Directive — Copy the records from the line containing "345, 1406, 361]" through the line containing "248, 169, 258]", swapping "limit-value" for "threshold-value" and keeping everything else unchanged. Give only those lines.
-- Records provided start --
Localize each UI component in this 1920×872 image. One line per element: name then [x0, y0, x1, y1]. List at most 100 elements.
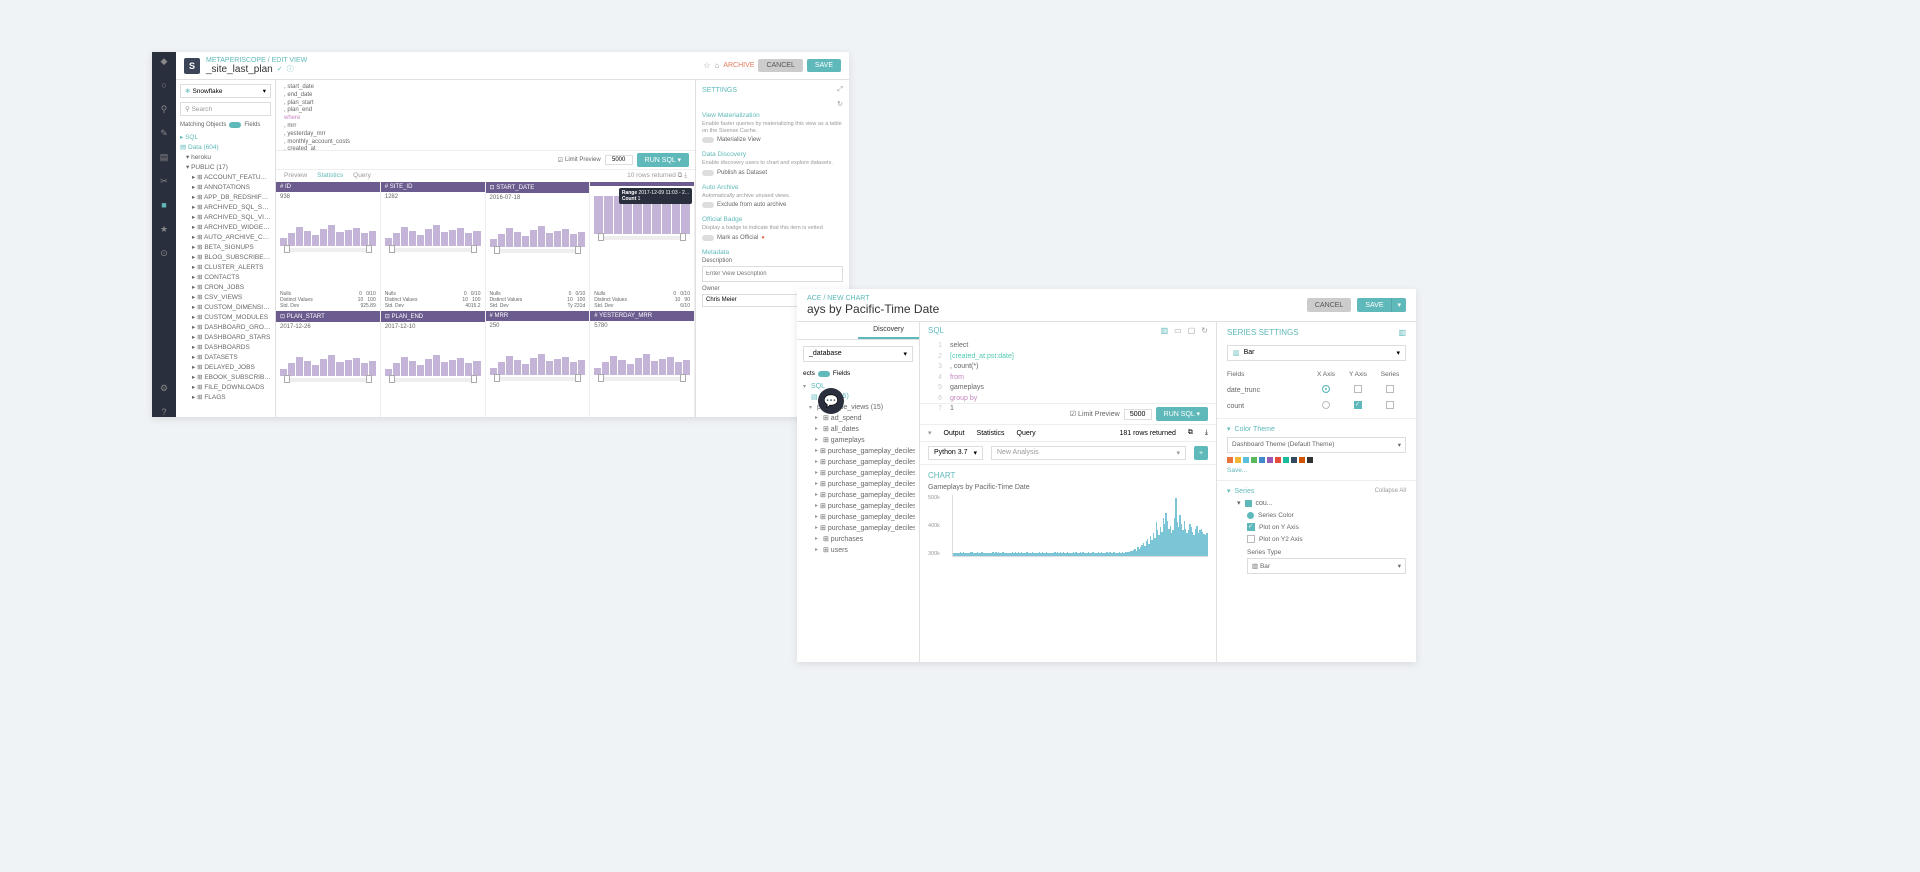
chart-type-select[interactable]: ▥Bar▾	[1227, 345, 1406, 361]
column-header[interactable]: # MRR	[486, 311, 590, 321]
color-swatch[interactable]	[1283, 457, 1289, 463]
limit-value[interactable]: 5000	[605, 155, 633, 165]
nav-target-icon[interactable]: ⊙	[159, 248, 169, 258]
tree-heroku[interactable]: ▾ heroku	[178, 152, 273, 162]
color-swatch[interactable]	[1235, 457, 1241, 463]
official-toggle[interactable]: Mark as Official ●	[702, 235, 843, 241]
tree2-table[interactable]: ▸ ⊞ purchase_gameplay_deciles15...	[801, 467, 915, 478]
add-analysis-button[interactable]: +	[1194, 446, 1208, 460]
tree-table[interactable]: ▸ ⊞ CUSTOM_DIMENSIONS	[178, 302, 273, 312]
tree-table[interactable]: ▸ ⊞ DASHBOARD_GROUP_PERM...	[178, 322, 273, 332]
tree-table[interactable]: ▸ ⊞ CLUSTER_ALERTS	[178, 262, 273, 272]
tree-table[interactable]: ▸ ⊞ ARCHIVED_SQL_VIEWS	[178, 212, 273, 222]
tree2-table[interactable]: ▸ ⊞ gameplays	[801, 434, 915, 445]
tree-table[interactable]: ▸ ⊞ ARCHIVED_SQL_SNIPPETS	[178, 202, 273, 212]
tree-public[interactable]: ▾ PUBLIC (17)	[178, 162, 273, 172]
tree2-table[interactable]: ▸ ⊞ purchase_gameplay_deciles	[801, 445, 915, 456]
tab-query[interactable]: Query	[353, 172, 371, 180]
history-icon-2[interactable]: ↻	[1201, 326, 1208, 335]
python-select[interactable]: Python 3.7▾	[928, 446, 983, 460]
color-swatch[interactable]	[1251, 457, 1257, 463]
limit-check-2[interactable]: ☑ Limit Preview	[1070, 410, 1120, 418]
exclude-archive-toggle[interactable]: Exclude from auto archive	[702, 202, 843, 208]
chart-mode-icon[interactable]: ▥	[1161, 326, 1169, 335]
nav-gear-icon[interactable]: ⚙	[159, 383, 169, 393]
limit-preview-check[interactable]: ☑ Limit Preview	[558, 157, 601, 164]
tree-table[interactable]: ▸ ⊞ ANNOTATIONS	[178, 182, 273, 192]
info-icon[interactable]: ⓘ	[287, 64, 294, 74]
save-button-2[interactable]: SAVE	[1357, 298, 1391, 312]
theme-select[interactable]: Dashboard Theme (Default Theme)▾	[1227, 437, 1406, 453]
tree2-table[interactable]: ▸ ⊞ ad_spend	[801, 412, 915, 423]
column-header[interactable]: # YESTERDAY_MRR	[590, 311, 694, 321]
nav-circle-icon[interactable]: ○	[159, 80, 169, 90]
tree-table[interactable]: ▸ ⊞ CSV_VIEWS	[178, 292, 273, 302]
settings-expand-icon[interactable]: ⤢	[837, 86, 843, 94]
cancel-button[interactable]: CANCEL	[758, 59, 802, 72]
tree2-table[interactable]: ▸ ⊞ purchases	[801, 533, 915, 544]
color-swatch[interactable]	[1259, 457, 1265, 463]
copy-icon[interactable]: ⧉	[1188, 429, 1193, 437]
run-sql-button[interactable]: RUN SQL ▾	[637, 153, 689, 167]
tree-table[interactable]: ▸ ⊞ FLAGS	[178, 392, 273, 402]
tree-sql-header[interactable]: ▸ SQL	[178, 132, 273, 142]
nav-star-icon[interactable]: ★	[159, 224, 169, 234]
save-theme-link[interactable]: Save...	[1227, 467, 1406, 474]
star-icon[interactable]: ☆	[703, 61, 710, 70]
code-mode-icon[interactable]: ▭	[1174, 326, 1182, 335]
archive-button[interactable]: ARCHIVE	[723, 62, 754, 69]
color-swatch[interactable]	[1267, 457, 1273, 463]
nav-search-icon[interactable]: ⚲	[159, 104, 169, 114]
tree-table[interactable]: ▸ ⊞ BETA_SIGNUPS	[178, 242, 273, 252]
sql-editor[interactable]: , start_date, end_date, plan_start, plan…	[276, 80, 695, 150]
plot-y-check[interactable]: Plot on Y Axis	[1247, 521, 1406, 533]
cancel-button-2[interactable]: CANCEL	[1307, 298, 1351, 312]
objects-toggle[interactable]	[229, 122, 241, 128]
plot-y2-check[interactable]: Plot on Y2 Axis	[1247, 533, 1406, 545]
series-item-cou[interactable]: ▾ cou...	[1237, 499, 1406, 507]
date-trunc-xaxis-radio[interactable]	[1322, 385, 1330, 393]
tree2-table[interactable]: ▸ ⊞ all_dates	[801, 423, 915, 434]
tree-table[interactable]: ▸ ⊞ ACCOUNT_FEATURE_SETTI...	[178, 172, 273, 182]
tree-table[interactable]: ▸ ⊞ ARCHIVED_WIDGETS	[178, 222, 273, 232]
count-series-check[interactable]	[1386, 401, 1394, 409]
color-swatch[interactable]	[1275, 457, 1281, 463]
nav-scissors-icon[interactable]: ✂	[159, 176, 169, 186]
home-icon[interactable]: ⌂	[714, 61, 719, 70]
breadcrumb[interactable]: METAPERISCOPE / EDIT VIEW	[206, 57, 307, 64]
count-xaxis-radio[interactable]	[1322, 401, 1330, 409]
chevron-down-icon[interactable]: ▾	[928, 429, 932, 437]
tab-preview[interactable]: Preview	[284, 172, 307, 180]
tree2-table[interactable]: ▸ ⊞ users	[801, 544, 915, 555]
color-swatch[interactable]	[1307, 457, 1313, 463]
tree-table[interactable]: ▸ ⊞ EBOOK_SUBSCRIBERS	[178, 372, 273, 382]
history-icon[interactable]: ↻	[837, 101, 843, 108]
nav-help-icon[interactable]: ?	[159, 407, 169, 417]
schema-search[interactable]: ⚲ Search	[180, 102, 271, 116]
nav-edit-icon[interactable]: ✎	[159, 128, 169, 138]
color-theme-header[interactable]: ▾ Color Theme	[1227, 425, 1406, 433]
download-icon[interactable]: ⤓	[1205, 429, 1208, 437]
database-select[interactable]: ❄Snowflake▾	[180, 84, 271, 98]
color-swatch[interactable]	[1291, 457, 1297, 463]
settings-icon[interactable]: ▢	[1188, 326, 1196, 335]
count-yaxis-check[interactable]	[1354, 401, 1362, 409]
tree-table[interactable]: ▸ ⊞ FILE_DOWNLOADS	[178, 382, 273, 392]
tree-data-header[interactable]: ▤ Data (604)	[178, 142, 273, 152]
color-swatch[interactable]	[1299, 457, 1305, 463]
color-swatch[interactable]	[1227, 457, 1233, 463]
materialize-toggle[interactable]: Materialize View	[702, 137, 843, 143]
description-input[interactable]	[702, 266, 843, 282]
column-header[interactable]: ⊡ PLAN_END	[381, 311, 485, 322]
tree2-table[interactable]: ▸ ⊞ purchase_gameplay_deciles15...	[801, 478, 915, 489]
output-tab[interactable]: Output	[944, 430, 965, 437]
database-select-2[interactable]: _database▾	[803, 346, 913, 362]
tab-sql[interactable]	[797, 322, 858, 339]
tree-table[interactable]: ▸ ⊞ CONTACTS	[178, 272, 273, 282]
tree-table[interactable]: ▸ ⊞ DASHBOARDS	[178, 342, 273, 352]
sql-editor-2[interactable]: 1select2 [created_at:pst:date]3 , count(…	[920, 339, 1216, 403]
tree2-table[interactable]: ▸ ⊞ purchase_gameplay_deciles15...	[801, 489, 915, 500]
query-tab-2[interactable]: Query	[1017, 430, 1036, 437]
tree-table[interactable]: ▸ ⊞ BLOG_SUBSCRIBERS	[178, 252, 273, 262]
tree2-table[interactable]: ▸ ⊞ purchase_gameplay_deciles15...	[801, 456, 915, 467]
-- Records provided end --
-- Records provided start --
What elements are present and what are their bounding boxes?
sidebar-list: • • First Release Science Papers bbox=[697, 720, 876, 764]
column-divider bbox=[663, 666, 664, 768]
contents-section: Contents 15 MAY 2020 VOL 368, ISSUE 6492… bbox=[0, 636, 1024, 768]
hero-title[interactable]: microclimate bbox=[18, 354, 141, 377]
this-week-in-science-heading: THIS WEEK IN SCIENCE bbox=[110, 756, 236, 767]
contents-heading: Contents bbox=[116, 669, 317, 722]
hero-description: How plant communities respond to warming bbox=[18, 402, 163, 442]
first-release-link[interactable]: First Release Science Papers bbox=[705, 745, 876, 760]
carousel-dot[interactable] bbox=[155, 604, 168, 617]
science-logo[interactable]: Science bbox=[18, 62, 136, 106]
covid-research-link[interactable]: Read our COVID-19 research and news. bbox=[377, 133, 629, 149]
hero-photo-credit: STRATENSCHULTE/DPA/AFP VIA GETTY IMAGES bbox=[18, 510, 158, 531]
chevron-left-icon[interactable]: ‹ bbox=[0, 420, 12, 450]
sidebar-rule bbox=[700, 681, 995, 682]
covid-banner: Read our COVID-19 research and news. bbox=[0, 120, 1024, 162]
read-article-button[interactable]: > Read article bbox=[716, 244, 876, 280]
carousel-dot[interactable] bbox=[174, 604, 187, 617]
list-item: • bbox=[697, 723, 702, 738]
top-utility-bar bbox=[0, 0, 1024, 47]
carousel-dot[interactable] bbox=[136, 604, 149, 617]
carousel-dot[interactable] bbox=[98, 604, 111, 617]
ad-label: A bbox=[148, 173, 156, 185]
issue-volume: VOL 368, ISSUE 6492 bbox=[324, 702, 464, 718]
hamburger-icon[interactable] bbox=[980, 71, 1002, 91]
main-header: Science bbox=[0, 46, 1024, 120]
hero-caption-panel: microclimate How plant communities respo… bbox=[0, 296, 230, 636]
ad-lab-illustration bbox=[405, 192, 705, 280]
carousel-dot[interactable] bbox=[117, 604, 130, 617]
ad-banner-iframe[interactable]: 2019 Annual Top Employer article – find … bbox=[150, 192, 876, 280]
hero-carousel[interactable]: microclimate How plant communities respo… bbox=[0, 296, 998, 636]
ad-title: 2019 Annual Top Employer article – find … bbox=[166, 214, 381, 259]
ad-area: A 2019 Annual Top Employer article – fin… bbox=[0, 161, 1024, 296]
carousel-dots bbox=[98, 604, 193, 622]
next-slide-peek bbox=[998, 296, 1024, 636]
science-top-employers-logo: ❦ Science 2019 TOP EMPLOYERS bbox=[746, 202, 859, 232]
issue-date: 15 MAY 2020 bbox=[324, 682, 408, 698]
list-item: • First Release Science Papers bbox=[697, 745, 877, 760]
-- Records provided end --
-- Records provided start --
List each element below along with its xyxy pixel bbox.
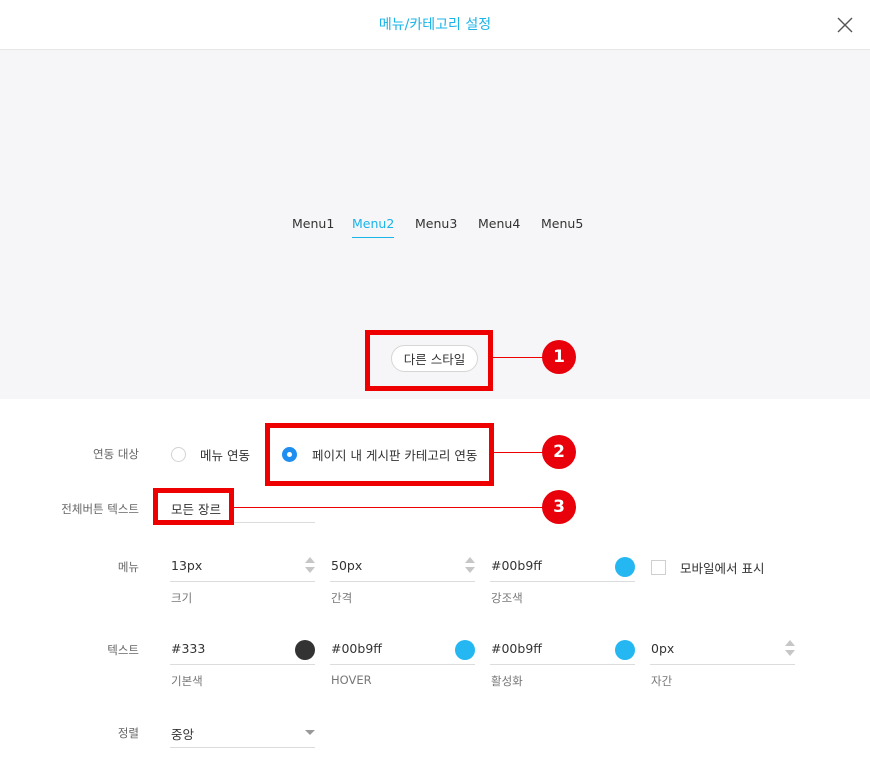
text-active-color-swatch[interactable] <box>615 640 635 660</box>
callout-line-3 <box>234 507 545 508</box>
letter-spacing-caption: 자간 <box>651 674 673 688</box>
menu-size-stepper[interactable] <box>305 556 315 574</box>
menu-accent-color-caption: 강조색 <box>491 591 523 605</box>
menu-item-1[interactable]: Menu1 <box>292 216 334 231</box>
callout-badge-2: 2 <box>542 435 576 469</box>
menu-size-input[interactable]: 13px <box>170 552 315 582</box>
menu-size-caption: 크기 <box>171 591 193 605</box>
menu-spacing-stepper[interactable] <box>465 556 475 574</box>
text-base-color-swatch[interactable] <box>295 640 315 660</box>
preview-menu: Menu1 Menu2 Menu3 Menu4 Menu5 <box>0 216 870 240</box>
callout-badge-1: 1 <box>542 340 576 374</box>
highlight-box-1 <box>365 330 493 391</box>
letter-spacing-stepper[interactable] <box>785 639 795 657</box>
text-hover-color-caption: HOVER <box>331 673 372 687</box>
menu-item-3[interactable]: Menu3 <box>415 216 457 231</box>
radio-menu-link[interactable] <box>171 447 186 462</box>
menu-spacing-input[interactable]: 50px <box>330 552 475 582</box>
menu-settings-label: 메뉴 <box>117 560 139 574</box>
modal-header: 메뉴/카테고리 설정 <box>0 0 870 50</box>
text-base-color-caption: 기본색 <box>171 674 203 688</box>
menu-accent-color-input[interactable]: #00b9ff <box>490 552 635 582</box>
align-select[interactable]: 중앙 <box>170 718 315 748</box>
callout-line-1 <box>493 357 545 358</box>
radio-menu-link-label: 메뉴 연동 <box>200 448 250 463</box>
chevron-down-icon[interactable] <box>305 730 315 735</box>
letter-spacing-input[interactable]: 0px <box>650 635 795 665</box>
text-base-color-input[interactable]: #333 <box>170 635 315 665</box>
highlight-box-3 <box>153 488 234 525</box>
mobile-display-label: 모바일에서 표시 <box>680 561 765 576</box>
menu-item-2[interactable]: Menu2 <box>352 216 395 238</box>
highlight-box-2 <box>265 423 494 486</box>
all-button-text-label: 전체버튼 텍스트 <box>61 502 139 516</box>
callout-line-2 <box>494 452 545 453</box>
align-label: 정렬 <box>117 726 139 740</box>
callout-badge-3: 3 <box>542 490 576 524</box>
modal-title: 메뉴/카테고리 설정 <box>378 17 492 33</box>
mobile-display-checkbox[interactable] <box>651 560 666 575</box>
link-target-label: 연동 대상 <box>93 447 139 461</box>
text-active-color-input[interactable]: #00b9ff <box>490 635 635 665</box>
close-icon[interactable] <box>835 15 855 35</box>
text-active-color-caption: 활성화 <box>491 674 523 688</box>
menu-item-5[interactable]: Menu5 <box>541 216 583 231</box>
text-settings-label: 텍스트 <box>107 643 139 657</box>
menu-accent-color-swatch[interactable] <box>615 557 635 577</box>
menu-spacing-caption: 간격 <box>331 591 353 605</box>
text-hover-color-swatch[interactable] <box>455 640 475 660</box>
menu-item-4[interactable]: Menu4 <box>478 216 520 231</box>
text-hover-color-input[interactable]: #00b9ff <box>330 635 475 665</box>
-- Records provided end --
Correct output —
chart-type-select[interactable]: ▥Bar▾	[1227, 345, 1406, 361]
column-header[interactable]: # MRR	[486, 311, 590, 321]
color-swatch[interactable]	[1283, 457, 1289, 463]
threshold-value[interactable]: 5000	[605, 155, 633, 165]
nav-target-icon[interactable]: ⊙	[159, 248, 169, 258]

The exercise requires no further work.